* **Short exercise**
Print all the records exactly, please.

===== Records shown

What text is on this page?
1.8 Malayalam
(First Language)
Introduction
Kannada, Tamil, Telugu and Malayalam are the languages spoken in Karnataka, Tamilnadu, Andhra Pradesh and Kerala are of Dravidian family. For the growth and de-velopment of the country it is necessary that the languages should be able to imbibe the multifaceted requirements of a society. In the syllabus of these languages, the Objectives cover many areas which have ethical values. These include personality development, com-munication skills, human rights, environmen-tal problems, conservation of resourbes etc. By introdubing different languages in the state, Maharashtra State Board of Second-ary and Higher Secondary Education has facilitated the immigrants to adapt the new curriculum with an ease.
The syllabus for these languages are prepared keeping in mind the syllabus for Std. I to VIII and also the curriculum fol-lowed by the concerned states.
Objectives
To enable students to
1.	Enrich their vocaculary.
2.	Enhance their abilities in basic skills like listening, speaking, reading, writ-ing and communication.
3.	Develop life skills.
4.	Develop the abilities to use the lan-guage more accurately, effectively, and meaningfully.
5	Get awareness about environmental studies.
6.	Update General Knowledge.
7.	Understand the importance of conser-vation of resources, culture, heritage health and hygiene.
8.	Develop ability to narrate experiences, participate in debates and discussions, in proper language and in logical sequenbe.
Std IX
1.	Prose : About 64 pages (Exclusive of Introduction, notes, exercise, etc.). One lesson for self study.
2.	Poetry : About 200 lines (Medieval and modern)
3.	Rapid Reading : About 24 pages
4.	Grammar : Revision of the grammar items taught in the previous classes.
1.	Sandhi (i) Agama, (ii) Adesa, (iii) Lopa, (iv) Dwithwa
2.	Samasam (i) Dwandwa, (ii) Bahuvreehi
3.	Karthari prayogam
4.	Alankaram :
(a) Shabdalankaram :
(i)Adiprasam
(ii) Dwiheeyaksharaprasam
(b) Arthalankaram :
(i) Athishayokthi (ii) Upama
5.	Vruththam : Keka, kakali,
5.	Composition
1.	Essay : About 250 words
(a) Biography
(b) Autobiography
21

==========

* **Response to this task**
What text is on this page?
1.8 Malayalam
(First Language)
Introduction
Kannada, Tamil, Telugu and Malayalam are the languages spoken in Karnataka, Tamilnadu, Andhra Pradesh and Kerala are of Dravidian family. For the growth and de-velopment of the country it is necessary that the languages should be able to imbibe the multifaceted requirements of a society. In the syllabus of these languages, the Objectives cover many areas which have ethical values. These include personality development, com-munication skills, human rights, environmen-tal problems, conservation of resourbes etc. By introdubing different languages in the state, Maharashtra State Board of Second-ary and Higher Secondary Education has facilitated the immigrants to adapt the new curriculum with an ease.
The syllabus for these languages are prepared keeping in mind the syllabus for Std. I to VIII and also the curriculum fol-lowed by the concerned states.
Objectives
To enable students to
1.	Enrich their vocaculary.
2.	Enhance their abilities in basic skills like listening, speaking, reading, writ-ing and communication.
3.	Develop life skills.
4.	Develop the abilities to use the lan-guage more accurately, effectively, and meaningfully.
5	Get awareness about environmental studies.
6.	Update General Knowledge.
7.	Understand the importance of conser-vation of resources, culture, heritage health and hygiene.
8.	Develop ability to narrate experiences, participate in debates and discussions, in proper language and in logical sequenbe.
Std IX
1.	Prose : About 64 pages (Exclusive of Introduction, notes, exercise, etc.). One lesson for self study.
2.	Poetry : About 200 lines (Medieval and modern)
3.	Rapid Reading : About 24 pages
4.	Grammar : Revision of the grammar items taught in the previous classes.
1.	Sandhi (i) Agama, (ii) Adesa, (iii) Lopa, (iv) Dwithwa
2.	Samasam (i) Dwandwa, (ii) Bahuvreehi
3.	Karthari prayogam
4.	Alankaram :
(a) Shabdalankaram :
(i)Adiprasam
(ii) Dwiheeyaksharaprasam
(b) Arthalankaram :
(i) Athishayokthi (ii) Upama
5.	Vruththam : Keka, kakali,
5.	Composition
1.	Essay : About 250 words
(a) Biography
(b) Autobiography
21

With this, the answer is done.